• **Requirement**:
Transcribe the full listing below exactly.

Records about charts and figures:
------
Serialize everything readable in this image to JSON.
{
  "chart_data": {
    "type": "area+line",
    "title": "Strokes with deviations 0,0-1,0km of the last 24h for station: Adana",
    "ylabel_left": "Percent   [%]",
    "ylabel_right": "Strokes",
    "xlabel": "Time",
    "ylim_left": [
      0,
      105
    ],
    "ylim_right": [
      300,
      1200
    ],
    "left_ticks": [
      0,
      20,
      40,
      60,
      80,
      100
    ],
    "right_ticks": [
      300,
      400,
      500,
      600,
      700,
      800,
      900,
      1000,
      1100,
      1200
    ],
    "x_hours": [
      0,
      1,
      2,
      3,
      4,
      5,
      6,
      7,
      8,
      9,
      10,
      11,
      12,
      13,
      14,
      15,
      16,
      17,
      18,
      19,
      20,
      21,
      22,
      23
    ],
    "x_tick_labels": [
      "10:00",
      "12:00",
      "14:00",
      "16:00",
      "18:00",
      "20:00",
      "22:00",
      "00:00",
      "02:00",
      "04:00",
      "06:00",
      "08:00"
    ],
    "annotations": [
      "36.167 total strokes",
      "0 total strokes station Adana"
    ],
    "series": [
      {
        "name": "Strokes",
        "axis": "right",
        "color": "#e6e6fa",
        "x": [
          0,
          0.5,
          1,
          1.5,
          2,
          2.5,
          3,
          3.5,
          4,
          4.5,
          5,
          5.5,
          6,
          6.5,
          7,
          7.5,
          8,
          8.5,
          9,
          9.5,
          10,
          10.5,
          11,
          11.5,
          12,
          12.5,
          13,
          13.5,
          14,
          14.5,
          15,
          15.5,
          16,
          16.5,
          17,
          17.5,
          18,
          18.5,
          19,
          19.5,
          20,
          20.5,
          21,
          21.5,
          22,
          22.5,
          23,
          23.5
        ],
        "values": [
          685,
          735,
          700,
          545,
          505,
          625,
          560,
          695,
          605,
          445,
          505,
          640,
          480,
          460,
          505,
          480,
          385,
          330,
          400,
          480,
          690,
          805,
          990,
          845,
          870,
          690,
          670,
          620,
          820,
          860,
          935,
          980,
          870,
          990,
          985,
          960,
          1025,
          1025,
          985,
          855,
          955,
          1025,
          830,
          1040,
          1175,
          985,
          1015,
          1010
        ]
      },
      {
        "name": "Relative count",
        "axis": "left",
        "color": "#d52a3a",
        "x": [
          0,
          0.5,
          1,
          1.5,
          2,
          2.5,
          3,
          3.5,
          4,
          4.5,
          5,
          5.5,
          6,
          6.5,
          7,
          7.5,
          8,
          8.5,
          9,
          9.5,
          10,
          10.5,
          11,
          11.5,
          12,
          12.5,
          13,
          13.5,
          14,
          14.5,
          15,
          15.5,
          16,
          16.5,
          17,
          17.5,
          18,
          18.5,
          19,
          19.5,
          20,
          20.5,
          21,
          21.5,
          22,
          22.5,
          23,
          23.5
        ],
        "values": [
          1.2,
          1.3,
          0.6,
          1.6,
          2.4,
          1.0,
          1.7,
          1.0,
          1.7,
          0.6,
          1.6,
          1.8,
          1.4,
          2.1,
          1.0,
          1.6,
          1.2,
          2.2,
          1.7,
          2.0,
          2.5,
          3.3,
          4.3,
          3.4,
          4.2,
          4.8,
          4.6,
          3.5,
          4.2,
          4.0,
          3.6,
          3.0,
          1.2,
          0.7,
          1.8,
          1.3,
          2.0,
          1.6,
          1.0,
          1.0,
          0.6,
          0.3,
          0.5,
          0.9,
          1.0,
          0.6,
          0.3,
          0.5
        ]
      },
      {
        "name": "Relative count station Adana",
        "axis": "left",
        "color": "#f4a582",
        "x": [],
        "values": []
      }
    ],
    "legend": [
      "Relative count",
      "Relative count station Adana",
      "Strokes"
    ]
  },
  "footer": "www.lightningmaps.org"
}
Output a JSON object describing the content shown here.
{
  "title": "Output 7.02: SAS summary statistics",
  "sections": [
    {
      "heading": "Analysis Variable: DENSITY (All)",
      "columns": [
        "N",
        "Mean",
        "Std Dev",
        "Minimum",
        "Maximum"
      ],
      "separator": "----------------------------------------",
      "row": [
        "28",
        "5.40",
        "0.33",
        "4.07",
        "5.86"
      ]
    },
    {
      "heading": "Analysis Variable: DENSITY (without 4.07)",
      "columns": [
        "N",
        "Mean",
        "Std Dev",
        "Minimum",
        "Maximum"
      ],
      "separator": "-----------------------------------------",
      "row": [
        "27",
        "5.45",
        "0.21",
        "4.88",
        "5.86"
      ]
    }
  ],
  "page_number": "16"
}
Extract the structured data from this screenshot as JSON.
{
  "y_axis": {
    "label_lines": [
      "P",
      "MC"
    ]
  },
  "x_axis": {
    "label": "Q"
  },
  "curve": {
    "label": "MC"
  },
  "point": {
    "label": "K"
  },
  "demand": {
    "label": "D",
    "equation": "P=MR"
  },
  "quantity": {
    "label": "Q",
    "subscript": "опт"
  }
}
------
• **Task answer**:
Serialize everything readable in this image to JSON.
{
  "chart_data": {
    "type": "area+line",
    "title": "Strokes with deviations 0,0-1,0km of the last 24h for station: Adana",
    "ylabel_left": "Percent   [%]",
    "ylabel_right": "Strokes",
    "xlabel": "Time",
    "ylim_left": [
      0,
      105
    ],
    "ylim_right": [
      300,
      1200
    ],
    "left_ticks": [
      0,
      20,
      40,
      60,
      80,
      100
    ],
    "right_ticks": [
      300,
      400,
      500,
      600,
      700,
      800,
      900,
      1000,
      1100,
      1200
    ],
    "x_hours": [
      0,
      1,
      2,
      3,
      4,
      5,
      6,
      7,
      8,
      9,
      10,
      11,
      12,
      13,
      14,
      15,
      16,
      17,
      18,
      19,
      20,
      21,
      22,
      23
    ],
    "x_tick_labels": [
      "10:00",
      "12:00",
      "14:00",
      "16:00",
      "18:00",
      "20:00",
      "22:00",
      "00:00",
      "02:00",
      "04:00",
      "06:00",
      "08:00"
    ],
    "annotations": [
      "36.167 total strokes",
      "0 total strokes station Adana"
    ],
    "series": [
      {
        "name": "Strokes",
        "axis": "right",
        "color": "#e6e6fa",
        "x": [
          0,
          0.5,
          1,
          1.5,
          2,
          2.5,
          3,
          3.5,
          4,
          4.5,
          5,
          5.5,
          6,
          6.5,
          7,
          7.5,
          8,
          8.5,
          9,
          9.5,
          10,
          10.5,
          11,
          11.5,
          12,
          12.5,
          13,
          13.5,
          14,
          14.5,
          15,
          15.5,
          16,
          16.5,
          17,
          17.5,
          18,
          18.5,
          19,
          19.5,
          20,
          20.5,
          21,
          21.5,
          22,
          22.5,
          23,
          23.5
        ],
        "values": [
          685,
          735,
          700,
          545,
          505,
          625,
          560,
          695,
          605,
          445,
          505,
          640,
          480,
          460,
          505,
          480,
          385,
          330,
          400,
          480,
          690,
          805,
          990,
          845,
          870,
          690,
          670,
          620,
          820,
          860,
          935,
          980,
          870,
          990,
          985,
          960,
          1025,
          1025,
          985,
          855,
          955,
          1025,
          830,
          1040,
          1175,
          985,
          1015,
          1010
        ]
      },
      {
        "name": "Relative count",
        "axis": "left",
        "color": "#d52a3a",
        "x": [
          0,
          0.5,
          1,
          1.5,
          2,
          2.5,
          3,
          3.5,
          4,
          4.5,
          5,
          5.5,
          6,
          6.5,
          7,
          7.5,
          8,
          8.5,
          9,
          9.5,
          10,
          10.5,
          11,
          11.5,
          12,
          12.5,
          13,
          13.5,
          14,
          14.5,
          15,
          15.5,
          16,
          16.5,
          17,
          17.5,
          18,
          18.5,
          19,
          19.5,
          20,
          20.5,
          21,
          21.5,
          22,
          22.5,
          23,
          23.5
        ],
        "values": [
          1.2,
          1.3,
          0.6,
          1.6,
          2.4,
          1.0,
          1.7,
          1.0,
          1.7,
          0.6,
          1.6,
          1.8,
          1.4,
          2.1,
          1.0,
          1.6,
          1.2,
          2.2,
          1.7,
          2.0,
          2.5,
          3.3,
          4.3,
          3.4,
          4.2,
          4.8,
          4.6,
          3.5,
          4.2,
          4.0,
          3.6,
          3.0,
          1.2,
          0.7,
          1.8,
          1.3,
          2.0,
          1.6,
          1.0,
          1.0,
          0.6,
          0.3,
          0.5,
          0.9,
          1.0,
          0.6,
          0.3,
          0.5
        ]
      },
      {
        "name": "Relative count station Adana",
        "axis": "left",
        "color": "#f4a582",
        "x": [],
        "values": []
      }
    ],
    "legend": [
      "Relative count",
      "Relative count station Adana",
      "Strokes"
    ]
  },
  "footer": "www.lightningmaps.org"
}
Output a JSON object describing the content shown here.
{
  "title": "Output 7.02: SAS summary statistics",
  "sections": [
    {
      "heading": "Analysis Variable: DENSITY (All)",
      "columns": [
        "N",
        "Mean",
        "Std Dev",
        "Minimum",
        "Maximum"
      ],
      "separator": "----------------------------------------",
      "row": [
        "28",
        "5.40",
        "0.33",
        "4.07",
        "5.86"
      ]
    },
    {
      "heading": "Analysis Variable: DENSITY (without 4.07)",
      "columns": [
        "N",
        "Mean",
        "Std Dev",
        "Minimum",
        "Maximum"
      ],
      "separator": "-----------------------------------------",
      "row": [
        "27",
        "5.45",
        "0.21",
        "4.88",
        "5.86"
      ]
    }
  ],
  "page_number": "16"
}
Extract the structured data from this screenshot as JSON.
{
  "y_axis": {
    "label_lines": [
      "P",
      "MC"
    ]
  },
  "x_axis": {
    "label": "Q"
  },
  "curve": {
    "label": "MC"
  },
  "point": {
    "label": "K"
  },
  "demand": {
    "label": "D",
    "equation": "P=MR"
  },
  "quantity": {
    "label": "Q",
    "subscript": "опт"
  }
}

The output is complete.